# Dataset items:
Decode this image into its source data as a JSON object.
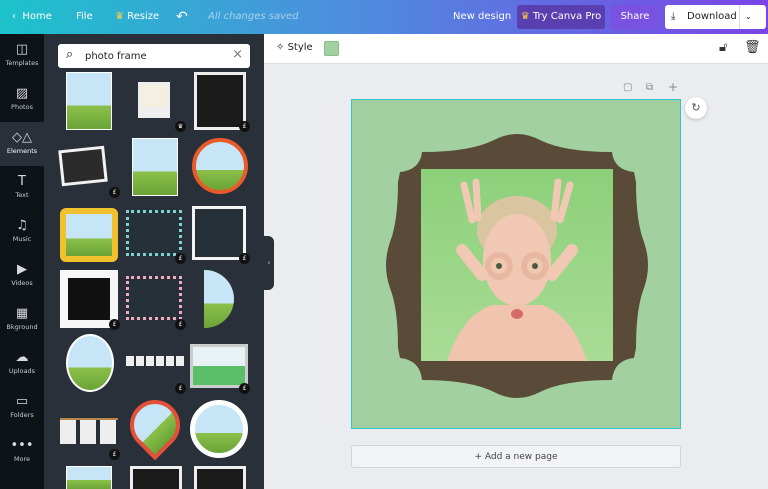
{
  "topbar": {
    "home": "Home",
    "file": "File",
    "resize": "Resize",
    "status": "All changes saved",
    "new_design": "New design",
    "try_pro": "Try Canva Pro",
    "share": "Share",
    "download": "Download"
  },
  "sidebar": {
    "items": [
      {
        "label": "Templates",
        "icon": "templates-icon"
      },
      {
        "label": "Photos",
        "icon": "photos-icon"
      },
      {
        "label": "Elements",
        "icon": "elements-icon"
      },
      {
        "label": "Text",
        "icon": "text-icon"
      },
      {
        "label": "Music",
        "icon": "music-icon"
      },
      {
        "label": "Videos",
        "icon": "videos-icon"
      },
      {
        "label": "Bkground",
        "icon": "background-icon"
      },
      {
        "label": "Uploads",
        "icon": "uploads-icon"
      },
      {
        "label": "Folders",
        "icon": "folders-icon"
      },
      {
        "label": "More",
        "icon": "more-icon"
      }
    ],
    "active": "Elements"
  },
  "search": {
    "value": "photo frame"
  },
  "elements": [
    {
      "kind": "rect-photo",
      "badge": ""
    },
    {
      "kind": "polaroid",
      "badge": "crown"
    },
    {
      "kind": "black-frame",
      "badge": "£"
    },
    {
      "kind": "polaroid-stack",
      "badge": "£"
    },
    {
      "kind": "rect-photo",
      "badge": ""
    },
    {
      "kind": "orange-circle",
      "badge": ""
    },
    {
      "kind": "gold-frame",
      "badge": ""
    },
    {
      "kind": "dotted-teal",
      "badge": "£"
    },
    {
      "kind": "white-square",
      "badge": "£"
    },
    {
      "kind": "white-perspective",
      "badge": "£"
    },
    {
      "kind": "dotted-pink",
      "badge": "£"
    },
    {
      "kind": "half-circle",
      "badge": ""
    },
    {
      "kind": "oval-photo",
      "badge": ""
    },
    {
      "kind": "film-strip",
      "badge": "£"
    },
    {
      "kind": "hanging-frame",
      "badge": "£"
    },
    {
      "kind": "clothesline",
      "badge": "£"
    },
    {
      "kind": "pin-photo",
      "badge": ""
    },
    {
      "kind": "circle-photo",
      "badge": ""
    },
    {
      "kind": "rect-photo",
      "badge": ""
    },
    {
      "kind": "black-frame",
      "badge": ""
    },
    {
      "kind": "black-frame",
      "badge": ""
    }
  ],
  "toolbar": {
    "style": "Style",
    "color": "#a3d0a0"
  },
  "canvas": {
    "background": "#a3d0a0",
    "frame_color": "#5a4a38",
    "add_page": "+ Add a new page"
  },
  "colors": {
    "accent": "#7a44e6",
    "sidebar": "#0e1318",
    "panel": "#293039"
  }
}
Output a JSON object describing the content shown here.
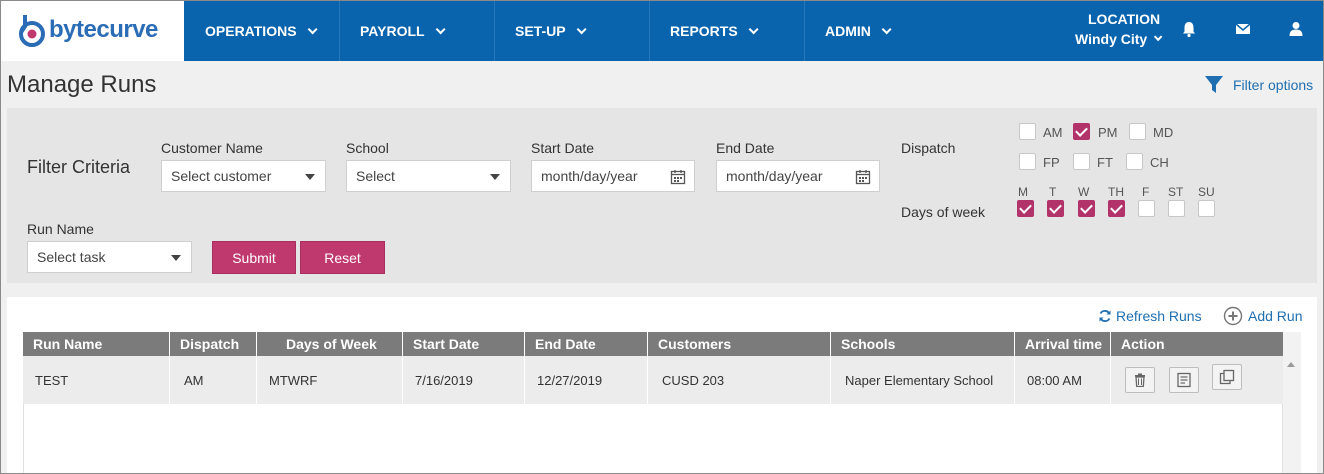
{
  "brand": {
    "name": "bytecurve",
    "accent": "#0a64ad",
    "button_color": "#c0396e"
  },
  "nav": {
    "items": [
      {
        "label": "OPERATIONS"
      },
      {
        "label": "PAYROLL"
      },
      {
        "label": "SET-UP"
      },
      {
        "label": "REPORTS"
      },
      {
        "label": "ADMIN"
      }
    ],
    "location_label": "LOCATION",
    "location_value": "Windy City",
    "icons": [
      "bell-icon",
      "envelope-icon",
      "user-icon"
    ]
  },
  "page": {
    "title": "Manage Runs",
    "filter_options_label": "Filter options"
  },
  "filter": {
    "title": "Filter Criteria",
    "customer_label": "Customer Name",
    "customer_value": "Select customer",
    "school_label": "School",
    "school_value": "Select",
    "start_label": "Start Date",
    "start_value": "month/day/year",
    "end_label": "End Date",
    "end_value": "month/day/year",
    "run_label": "Run Name",
    "run_value": "Select task",
    "submit_label": "Submit",
    "reset_label": "Reset",
    "dispatch_label": "Dispatch",
    "dispatch": [
      {
        "label": "AM",
        "checked": false
      },
      {
        "label": "PM",
        "checked": true
      },
      {
        "label": "MD",
        "checked": false
      },
      {
        "label": "FP",
        "checked": false
      },
      {
        "label": "FT",
        "checked": false
      },
      {
        "label": "CH",
        "checked": false
      }
    ],
    "days_label": "Days of week",
    "days": [
      {
        "label": "M",
        "checked": true
      },
      {
        "label": "T",
        "checked": true
      },
      {
        "label": "W",
        "checked": true
      },
      {
        "label": "TH",
        "checked": true
      },
      {
        "label": "F",
        "checked": false
      },
      {
        "label": "ST",
        "checked": false
      },
      {
        "label": "SU",
        "checked": false
      }
    ]
  },
  "table": {
    "refresh_label": "Refresh Runs",
    "add_label": "Add Run",
    "columns": [
      "Run Name",
      "Dispatch",
      "Days of Week",
      "Start Date",
      "End Date",
      "Customers",
      "Schools",
      "Arrival time",
      "Action"
    ],
    "rows": [
      {
        "run_name": "TEST",
        "dispatch": "AM",
        "days": "MTWRF",
        "start": "7/16/2019",
        "end": "12/27/2019",
        "customers": "CUSD 203",
        "schools": "Naper Elementary School",
        "arrival": "08:00 AM"
      }
    ]
  }
}
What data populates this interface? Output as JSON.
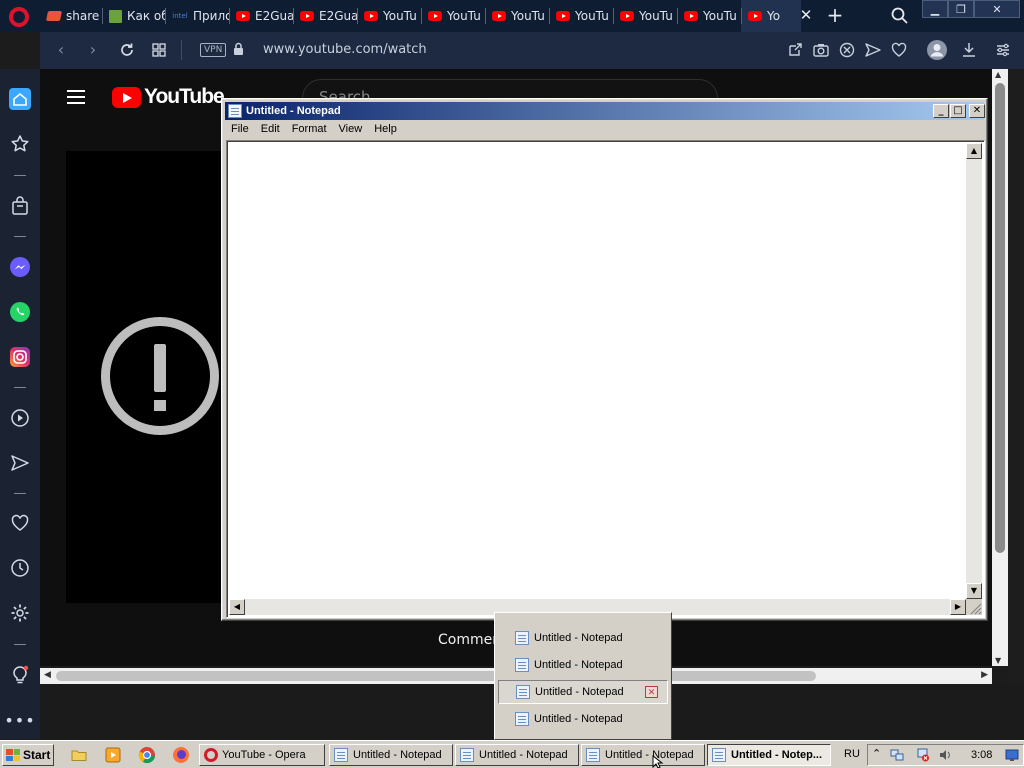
{
  "browser": {
    "tabs": [
      {
        "label": "share",
        "icon": "share-icon",
        "width": 62
      },
      {
        "label": "Как об",
        "icon": "minecraft-icon",
        "width": 63
      },
      {
        "label": "Прило",
        "icon": "intel-icon",
        "width": 64
      },
      {
        "label": "E2Gua",
        "icon": "youtube-icon",
        "width": 64
      },
      {
        "label": "E2Gua",
        "icon": "youtube-icon",
        "width": 64
      },
      {
        "label": "YouTu",
        "icon": "youtube-icon",
        "width": 64
      },
      {
        "label": "YouTu",
        "icon": "youtube-icon",
        "width": 64
      },
      {
        "label": "YouTu",
        "icon": "youtube-icon",
        "width": 64
      },
      {
        "label": "YouTu",
        "icon": "youtube-icon",
        "width": 64
      },
      {
        "label": "YouTu",
        "icon": "youtube-icon",
        "width": 64
      },
      {
        "label": "YouTu",
        "icon": "youtube-icon",
        "width": 64
      },
      {
        "label": "Yo",
        "icon": "youtube-icon",
        "width": 60,
        "active": true
      }
    ],
    "vpn_label": "VPN",
    "url": "www.youtube.com/watch"
  },
  "youtube": {
    "logo_text": "YouTube",
    "search_placeholder": "Search",
    "comments_label": "Commen"
  },
  "notepad": {
    "title": "Untitled - Notepad",
    "menu": [
      "File",
      "Edit",
      "Format",
      "View",
      "Help"
    ]
  },
  "group_menu": {
    "items": [
      "Untitled - Notepad",
      "Untitled - Notepad",
      "Untitled - Notepad",
      "Untitled - Notepad"
    ],
    "hover_index": 2
  },
  "taskbar": {
    "start_label": "Start",
    "buttons": [
      {
        "label": "YouTube - Opera",
        "icon": "opera-icon"
      },
      {
        "label": "Untitled - Notepad",
        "icon": "notepad-icon"
      },
      {
        "label": "Untitled - Notepad",
        "icon": "notepad-icon"
      },
      {
        "label": "Untitled - Notepad",
        "icon": "notepad-icon"
      },
      {
        "label": "Untitled - Notep...",
        "icon": "notepad-icon",
        "active": true
      }
    ],
    "language": "RU",
    "clock": "3:08"
  },
  "colors": {
    "opera_red": "#e0112b",
    "youtube_red": "#ff0000",
    "tab_bar": "#0f1d33",
    "title_gradient_start": "#0a246a",
    "title_gradient_end": "#a6caf0"
  }
}
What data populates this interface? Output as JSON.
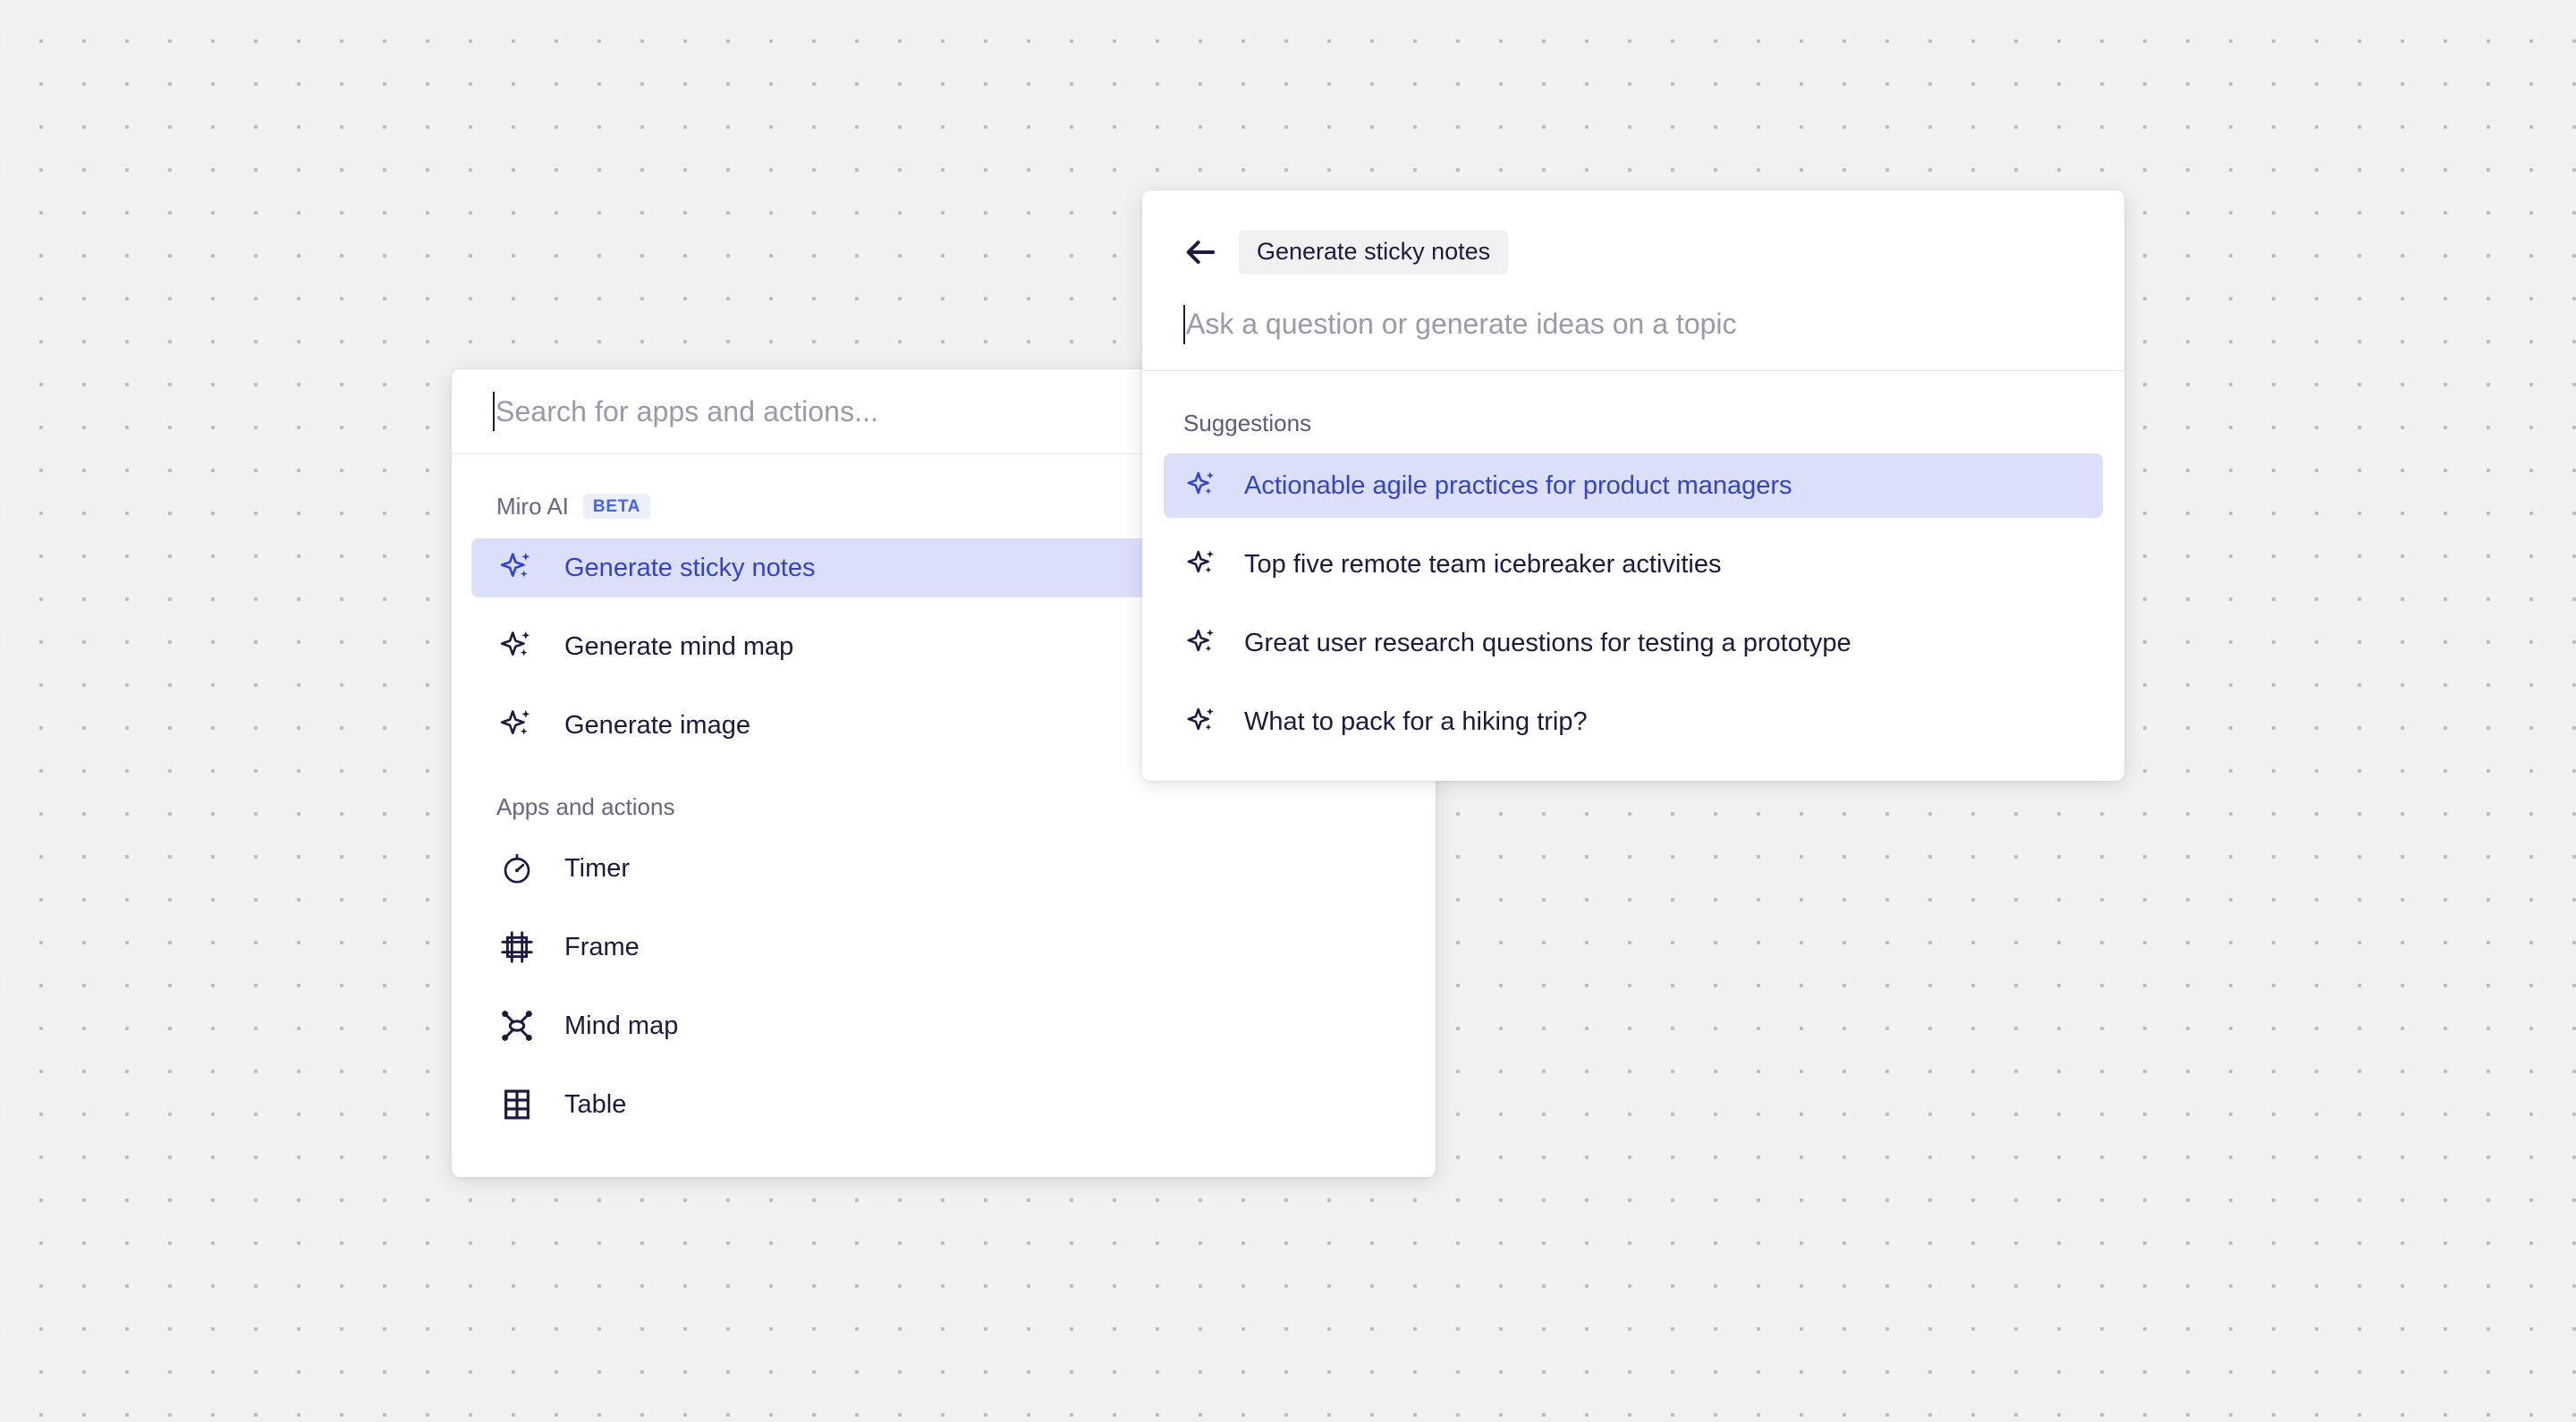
{
  "canvas": {
    "background_color": "#f1f1f1",
    "dot_color": "#bdbdbd"
  },
  "colors": {
    "accent_blue": "#3044cf",
    "badge_blue": "#4262ef",
    "selected_row_bg": "#dcdffa",
    "text_dark": "#1c1a40",
    "text_muted": "#6a6580",
    "placeholder": "#9a9aa8",
    "chip_bg": "#f1f1f1",
    "badge_bg": "#eceffd"
  },
  "apps_panel": {
    "search": {
      "value": "",
      "placeholder": "Search for apps and actions..."
    },
    "groups": [
      {
        "label": "Miro AI",
        "badge": "BETA",
        "items": [
          {
            "label": "Generate sticky notes",
            "icon": "sparkle-icon",
            "selected": true
          },
          {
            "label": "Generate mind map",
            "icon": "sparkle-icon",
            "selected": false
          },
          {
            "label": "Generate image",
            "icon": "sparkle-icon",
            "selected": false
          }
        ]
      },
      {
        "label": "Apps and actions",
        "badge": "",
        "items": [
          {
            "label": "Timer",
            "icon": "timer-icon",
            "selected": false
          },
          {
            "label": "Frame",
            "icon": "frame-icon",
            "selected": false
          },
          {
            "label": "Mind map",
            "icon": "mind-map-icon",
            "selected": false
          },
          {
            "label": "Table",
            "icon": "table-icon",
            "selected": false
          }
        ]
      }
    ]
  },
  "ai_panel": {
    "back_icon": "arrow-left-icon",
    "chip_label": "Generate sticky notes",
    "prompt": {
      "value": "",
      "placeholder": "Ask a question or generate ideas on a topic"
    },
    "suggestions_label": "Suggestions",
    "suggestions": [
      {
        "label": "Actionable agile practices for product managers",
        "icon": "sparkle-icon",
        "selected": true
      },
      {
        "label": "Top five remote team icebreaker activities",
        "icon": "sparkle-icon",
        "selected": false
      },
      {
        "label": "Great user research questions for testing a prototype",
        "icon": "sparkle-icon",
        "selected": false
      },
      {
        "label": "What to pack for a hiking trip?",
        "icon": "sparkle-icon",
        "selected": false
      }
    ]
  }
}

# GIVEN INSTRUCTION:
In the lines above, locate the string "share". Copy every line where it occurs.

# REPLY:
    "share": "Share",
        "label": "share",
        "icon": "share-icon",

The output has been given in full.